→ Your instructions: Would you return the complete listing below word for word?

→ Available data:
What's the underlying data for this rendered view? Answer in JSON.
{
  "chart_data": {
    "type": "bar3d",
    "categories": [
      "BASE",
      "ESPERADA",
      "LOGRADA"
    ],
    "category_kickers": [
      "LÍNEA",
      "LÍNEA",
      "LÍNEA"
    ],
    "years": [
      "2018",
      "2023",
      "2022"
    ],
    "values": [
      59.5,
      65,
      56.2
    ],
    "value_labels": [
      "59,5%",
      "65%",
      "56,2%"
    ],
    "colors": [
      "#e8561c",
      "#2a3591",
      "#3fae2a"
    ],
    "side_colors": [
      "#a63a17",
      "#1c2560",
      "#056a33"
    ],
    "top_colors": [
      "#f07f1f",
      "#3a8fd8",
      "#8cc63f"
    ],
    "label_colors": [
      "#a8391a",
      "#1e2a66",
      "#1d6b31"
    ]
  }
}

→ Worked solution:
What's the underlying data for this rendered view? Answer in JSON.
{
  "chart_data": {
    "type": "bar3d",
    "categories": [
      "BASE",
      "ESPERADA",
      "LOGRADA"
    ],
    "category_kickers": [
      "LÍNEA",
      "LÍNEA",
      "LÍNEA"
    ],
    "years": [
      "2018",
      "2023",
      "2022"
    ],
    "values": [
      59.5,
      65,
      56.2
    ],
    "value_labels": [
      "59,5%",
      "65%",
      "56,2%"
    ],
    "colors": [
      "#e8561c",
      "#2a3591",
      "#3fae2a"
    ],
    "side_colors": [
      "#a63a17",
      "#1c2560",
      "#056a33"
    ],
    "top_colors": [
      "#f07f1f",
      "#3a8fd8",
      "#8cc63f"
    ],
    "label_colors": [
      "#a8391a",
      "#1e2a66",
      "#1d6b31"
    ]
  }
}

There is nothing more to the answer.